▶ Task to complete: Please give the listing again in its entirety, exactly as written.

▶ Exercise inputs:
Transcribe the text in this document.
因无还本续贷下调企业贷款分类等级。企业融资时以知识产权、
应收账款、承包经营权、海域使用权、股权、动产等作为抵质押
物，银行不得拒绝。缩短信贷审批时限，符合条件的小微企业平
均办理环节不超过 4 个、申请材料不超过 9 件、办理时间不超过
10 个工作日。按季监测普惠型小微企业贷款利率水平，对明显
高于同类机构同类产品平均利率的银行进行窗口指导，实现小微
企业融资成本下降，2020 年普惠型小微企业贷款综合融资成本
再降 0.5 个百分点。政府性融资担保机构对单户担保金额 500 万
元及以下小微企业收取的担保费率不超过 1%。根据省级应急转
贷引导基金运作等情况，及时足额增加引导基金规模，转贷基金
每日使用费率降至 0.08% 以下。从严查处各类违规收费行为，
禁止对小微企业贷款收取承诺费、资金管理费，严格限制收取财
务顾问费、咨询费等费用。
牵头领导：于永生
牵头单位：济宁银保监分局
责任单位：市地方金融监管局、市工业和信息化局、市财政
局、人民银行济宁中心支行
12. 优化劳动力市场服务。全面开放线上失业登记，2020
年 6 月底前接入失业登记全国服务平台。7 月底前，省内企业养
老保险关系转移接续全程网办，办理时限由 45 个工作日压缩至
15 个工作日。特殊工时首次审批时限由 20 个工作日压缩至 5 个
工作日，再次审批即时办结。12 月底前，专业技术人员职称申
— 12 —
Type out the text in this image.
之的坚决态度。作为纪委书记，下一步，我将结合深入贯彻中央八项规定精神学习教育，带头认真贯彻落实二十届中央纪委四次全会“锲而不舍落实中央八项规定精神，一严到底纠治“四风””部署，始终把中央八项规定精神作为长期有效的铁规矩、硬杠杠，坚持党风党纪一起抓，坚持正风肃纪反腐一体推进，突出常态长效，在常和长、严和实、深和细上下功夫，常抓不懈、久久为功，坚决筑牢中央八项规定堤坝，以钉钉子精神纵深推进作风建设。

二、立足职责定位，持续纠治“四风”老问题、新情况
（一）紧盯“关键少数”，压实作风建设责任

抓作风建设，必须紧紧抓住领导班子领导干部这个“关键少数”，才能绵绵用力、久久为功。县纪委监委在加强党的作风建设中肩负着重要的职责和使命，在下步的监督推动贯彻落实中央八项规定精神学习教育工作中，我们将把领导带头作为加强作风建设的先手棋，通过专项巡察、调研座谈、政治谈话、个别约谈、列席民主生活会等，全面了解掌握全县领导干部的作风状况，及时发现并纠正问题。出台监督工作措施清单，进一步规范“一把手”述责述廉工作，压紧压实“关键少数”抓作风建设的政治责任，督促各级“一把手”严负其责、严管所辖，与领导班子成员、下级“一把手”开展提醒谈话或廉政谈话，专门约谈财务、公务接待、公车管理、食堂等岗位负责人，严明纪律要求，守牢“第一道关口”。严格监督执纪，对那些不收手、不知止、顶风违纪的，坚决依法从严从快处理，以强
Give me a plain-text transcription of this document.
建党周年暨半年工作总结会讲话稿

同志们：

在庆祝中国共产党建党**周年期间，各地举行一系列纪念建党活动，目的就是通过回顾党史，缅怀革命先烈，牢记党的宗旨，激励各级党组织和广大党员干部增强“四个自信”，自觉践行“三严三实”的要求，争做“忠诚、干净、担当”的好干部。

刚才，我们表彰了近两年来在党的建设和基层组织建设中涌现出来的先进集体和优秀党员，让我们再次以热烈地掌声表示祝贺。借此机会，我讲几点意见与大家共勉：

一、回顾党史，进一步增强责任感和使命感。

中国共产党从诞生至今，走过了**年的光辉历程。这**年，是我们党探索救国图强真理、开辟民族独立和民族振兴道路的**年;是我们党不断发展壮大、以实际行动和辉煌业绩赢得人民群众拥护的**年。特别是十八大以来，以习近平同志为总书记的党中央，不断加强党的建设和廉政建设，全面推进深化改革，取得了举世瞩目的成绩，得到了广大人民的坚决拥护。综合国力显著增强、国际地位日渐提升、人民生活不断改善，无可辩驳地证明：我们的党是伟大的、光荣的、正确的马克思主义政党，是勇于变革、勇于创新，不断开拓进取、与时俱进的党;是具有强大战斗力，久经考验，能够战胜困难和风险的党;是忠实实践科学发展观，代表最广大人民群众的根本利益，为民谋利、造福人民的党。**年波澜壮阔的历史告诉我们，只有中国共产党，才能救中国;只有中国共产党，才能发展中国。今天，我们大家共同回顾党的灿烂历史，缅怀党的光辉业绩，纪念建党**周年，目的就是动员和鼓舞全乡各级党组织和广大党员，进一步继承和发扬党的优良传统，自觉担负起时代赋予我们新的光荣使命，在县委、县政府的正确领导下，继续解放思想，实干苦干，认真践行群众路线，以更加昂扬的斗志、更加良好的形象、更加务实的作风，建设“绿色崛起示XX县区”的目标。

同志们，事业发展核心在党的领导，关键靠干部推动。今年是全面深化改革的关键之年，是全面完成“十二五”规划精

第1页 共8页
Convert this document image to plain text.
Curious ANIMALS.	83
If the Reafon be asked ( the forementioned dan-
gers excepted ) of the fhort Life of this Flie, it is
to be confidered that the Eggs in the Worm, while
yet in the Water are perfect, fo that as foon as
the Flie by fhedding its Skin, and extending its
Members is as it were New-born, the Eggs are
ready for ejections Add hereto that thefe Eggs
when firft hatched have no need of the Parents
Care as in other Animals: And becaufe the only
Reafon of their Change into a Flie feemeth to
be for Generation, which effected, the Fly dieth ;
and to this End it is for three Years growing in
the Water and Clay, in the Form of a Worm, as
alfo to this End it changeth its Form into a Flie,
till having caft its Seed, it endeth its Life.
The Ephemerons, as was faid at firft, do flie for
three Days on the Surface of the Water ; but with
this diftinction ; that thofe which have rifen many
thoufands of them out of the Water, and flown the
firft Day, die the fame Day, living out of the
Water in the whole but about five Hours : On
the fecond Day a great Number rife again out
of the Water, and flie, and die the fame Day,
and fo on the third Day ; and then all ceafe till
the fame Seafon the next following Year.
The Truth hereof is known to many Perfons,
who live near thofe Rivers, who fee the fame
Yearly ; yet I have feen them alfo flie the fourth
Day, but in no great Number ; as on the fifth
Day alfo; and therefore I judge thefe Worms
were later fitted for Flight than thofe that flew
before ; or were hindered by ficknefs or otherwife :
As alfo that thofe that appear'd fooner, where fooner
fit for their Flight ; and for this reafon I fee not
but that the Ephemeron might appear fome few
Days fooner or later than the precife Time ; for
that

▶ Task answer:
Transcribe the text in this document.
因无还本续贷下调企业贷款分类等级。企业融资时以知识产权、
应收账款、承包经营权、海域使用权、股权、动产等作为抵质押
物，银行不得拒绝。缩短信贷审批时限，符合条件的小微企业平
均办理环节不超过 4 个、申请材料不超过 9 件、办理时间不超过
10 个工作日。按季监测普惠型小微企业贷款利率水平，对明显
高于同类机构同类产品平均利率的银行进行窗口指导，实现小微
企业融资成本下降，2020 年普惠型小微企业贷款综合融资成本
再降 0.5 个百分点。政府性融资担保机构对单户担保金额 500 万
元及以下小微企业收取的担保费率不超过 1%。根据省级应急转
贷引导基金运作等情况，及时足额增加引导基金规模，转贷基金
每日使用费率降至 0.08% 以下。从严查处各类违规收费行为，
禁止对小微企业贷款收取承诺费、资金管理费，严格限制收取财
务顾问费、咨询费等费用。
牵头领导：于永生
牵头单位：济宁银保监分局
责任单位：市地方金融监管局、市工业和信息化局、市财政
局、人民银行济宁中心支行
12. 优化劳动力市场服务。全面开放线上失业登记，2020
年 6 月底前接入失业登记全国服务平台。7 月底前，省内企业养
老保险关系转移接续全程网办，办理时限由 45 个工作日压缩至
15 个工作日。特殊工时首次审批时限由 20 个工作日压缩至 5 个
工作日，再次审批即时办结。12 月底前，专业技术人员职称申
— 12 —
Type out the text in this image.
之的坚决态度。作为纪委书记，下一步，我将结合深入贯彻中央八项规定精神学习教育，带头认真贯彻落实二十届中央纪委四次全会“锲而不舍落实中央八项规定精神，一严到底纠治“四风””部署，始终把中央八项规定精神作为长期有效的铁规矩、硬杠杠，坚持党风党纪一起抓，坚持正风肃纪反腐一体推进，突出常态长效，在常和长、严和实、深和细上下功夫，常抓不懈、久久为功，坚决筑牢中央八项规定堤坝，以钉钉子精神纵深推进作风建设。

二、立足职责定位，持续纠治“四风”老问题、新情况
（一）紧盯“关键少数”，压实作风建设责任

抓作风建设，必须紧紧抓住领导班子领导干部这个“关键少数”，才能绵绵用力、久久为功。县纪委监委在加强党的作风建设中肩负着重要的职责和使命，在下步的监督推动贯彻落实中央八项规定精神学习教育工作中，我们将把领导带头作为加强作风建设的先手棋，通过专项巡察、调研座谈、政治谈话、个别约谈、列席民主生活会等，全面了解掌握全县领导干部的作风状况，及时发现并纠正问题。出台监督工作措施清单，进一步规范“一把手”述责述廉工作，压紧压实“关键少数”抓作风建设的政治责任，督促各级“一把手”严负其责、严管所辖，与领导班子成员、下级“一把手”开展提醒谈话或廉政谈话，专门约谈财务、公务接待、公车管理、食堂等岗位负责人，严明纪律要求，守牢“第一道关口”。严格监督执纪，对那些不收手、不知止、顶风违纪的，坚决依法从严从快处理，以强
Give me a plain-text transcription of this document.
建党周年暨半年工作总结会讲话稿

同志们：

在庆祝中国共产党建党**周年期间，各地举行一系列纪念建党活动，目的就是通过回顾党史，缅怀革命先烈，牢记党的宗旨，激励各级党组织和广大党员干部增强“四个自信”，自觉践行“三严三实”的要求，争做“忠诚、干净、担当”的好干部。

刚才，我们表彰了近两年来在党的建设和基层组织建设中涌现出来的先进集体和优秀党员，让我们再次以热烈地掌声表示祝贺。借此机会，我讲几点意见与大家共勉：

一、回顾党史，进一步增强责任感和使命感。

中国共产党从诞生至今，走过了**年的光辉历程。这**年，是我们党探索救国图强真理、开辟民族独立和民族振兴道路的**年;是我们党不断发展壮大、以实际行动和辉煌业绩赢得人民群众拥护的**年。特别是十八大以来，以习近平同志为总书记的党中央，不断加强党的建设和廉政建设，全面推进深化改革，取得了举世瞩目的成绩，得到了广大人民的坚决拥护。综合国力显著增强、国际地位日渐提升、人民生活不断改善，无可辩驳地证明：我们的党是伟大的、光荣的、正确的马克思主义政党，是勇于变革、勇于创新，不断开拓进取、与时俱进的党;是具有强大战斗力，久经考验，能够战胜困难和风险的党;是忠实实践科学发展观，代表最广大人民群众的根本利益，为民谋利、造福人民的党。**年波澜壮阔的历史告诉我们，只有中国共产党，才能救中国;只有中国共产党，才能发展中国。今天，我们大家共同回顾党的灿烂历史，缅怀党的光辉业绩，纪念建党**周年，目的就是动员和鼓舞全乡各级党组织和广大党员，进一步继承和发扬党的优良传统，自觉担负起时代赋予我们新的光荣使命，在县委、县政府的正确领导下，继续解放思想，实干苦干，认真践行群众路线，以更加昂扬的斗志、更加良好的形象、更加务实的作风，建设“绿色崛起示XX县区”的目标。

同志们，事业发展核心在党的领导，关键靠干部推动。今年是全面深化改革的关键之年，是全面完成“十二五”规划精

第1页 共8页
Convert this document image to plain text.
Curious ANIMALS.	83
If the Reafon be asked ( the forementioned dan-
gers excepted ) of the fhort Life of this Flie, it is
to be confidered that the Eggs in the Worm, while
yet in the Water are perfect, fo that as foon as
the Flie by fhedding its Skin, and extending its
Members is as it were New-born, the Eggs are
ready for ejections Add hereto that thefe Eggs
when firft hatched have no need of the Parents
Care as in other Animals: And becaufe the only
Reafon of their Change into a Flie feemeth to
be for Generation, which effected, the Fly dieth ;
and to this End it is for three Years growing in
the Water and Clay, in the Form of a Worm, as
alfo to this End it changeth its Form into a Flie,
till having caft its Seed, it endeth its Life.
The Ephemerons, as was faid at firft, do flie for
three Days on the Surface of the Water ; but with
this diftinction ; that thofe which have rifen many
thoufands of them out of the Water, and flown the
firft Day, die the fame Day, living out of the
Water in the whole but about five Hours : On
the fecond Day a great Number rife again out
of the Water, and flie, and die the fame Day,
and fo on the third Day ; and then all ceafe till
the fame Seafon the next following Year.
The Truth hereof is known to many Perfons,
who live near thofe Rivers, who fee the fame
Yearly ; yet I have feen them alfo flie the fourth
Day, but in no great Number ; as on the fifth
Day alfo; and therefore I judge thefe Worms
were later fitted for Flight than thofe that flew
before ; or were hindered by ficknefs or otherwife :
As alfo that thofe that appear'd fooner, where fooner
fit for their Flight ; and for this reafon I fee not
but that the Ephemeron might appear fome few
Days fooner or later than the precife Time ; for
that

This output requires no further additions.